### Extracted data ###

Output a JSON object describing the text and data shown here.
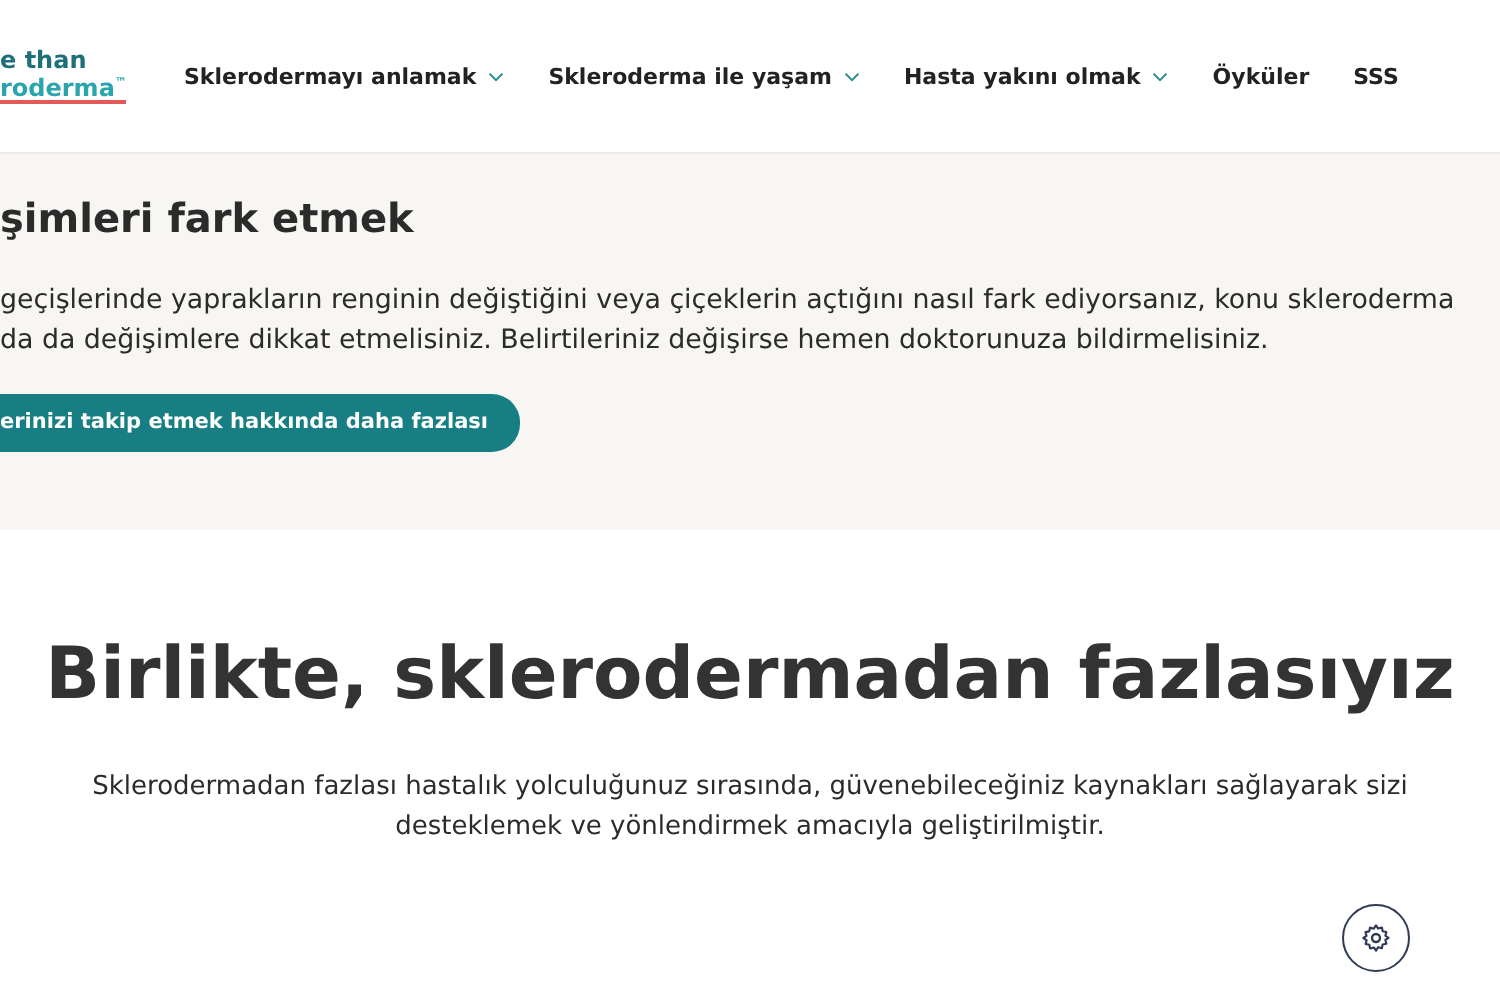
{
  "logo": {
    "lines": [
      "e than",
      "roderma"
    ],
    "mark": "™"
  },
  "nav": [
    {
      "label": "Sklerodermayı anlamak",
      "has_menu": true
    },
    {
      "label": "Skleroderma ile yaşam",
      "has_menu": true
    },
    {
      "label": "Hasta yakını olmak",
      "has_menu": true
    },
    {
      "label": "Öyküler",
      "has_menu": false
    },
    {
      "label": "SSS",
      "has_menu": false
    }
  ],
  "feature": {
    "heading": "şimleri fark etmek",
    "paragraph_lines": [
      "geçişlerinde yaprakların renginin değiştiğini veya çiçeklerin açtığını nasıl fark ediyorsanız, konu skleroderma",
      "da da değişimlere dikkat etmelisiniz. Belirtileriniz değişirse hemen doktorunuza bildirmelisiniz."
    ],
    "button": "erinizi takip etmek hakkında daha fazlası"
  },
  "intro": {
    "heading": "Birlikte, sklerodermadan fazlasıyız",
    "paragraph_lines": [
      "Sklerodermadan fazlası hastalık yolculuğunuz sırasında, güvenebileceğiniz kaynakları sağlayarak sizi",
      "desteklemek ve yönlendirmek amacıyla geliştirilmiştir."
    ]
  }
}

###

§ Problem requirements:
Collect each line containing the string "fark".

§ Task result:
    "heading": "şimleri fark etmek",
      "geçişlerinde yaprakların renginin değiştiğini veya çiçeklerin açtığını nasıl fark ediyorsanız, konu skleroderma",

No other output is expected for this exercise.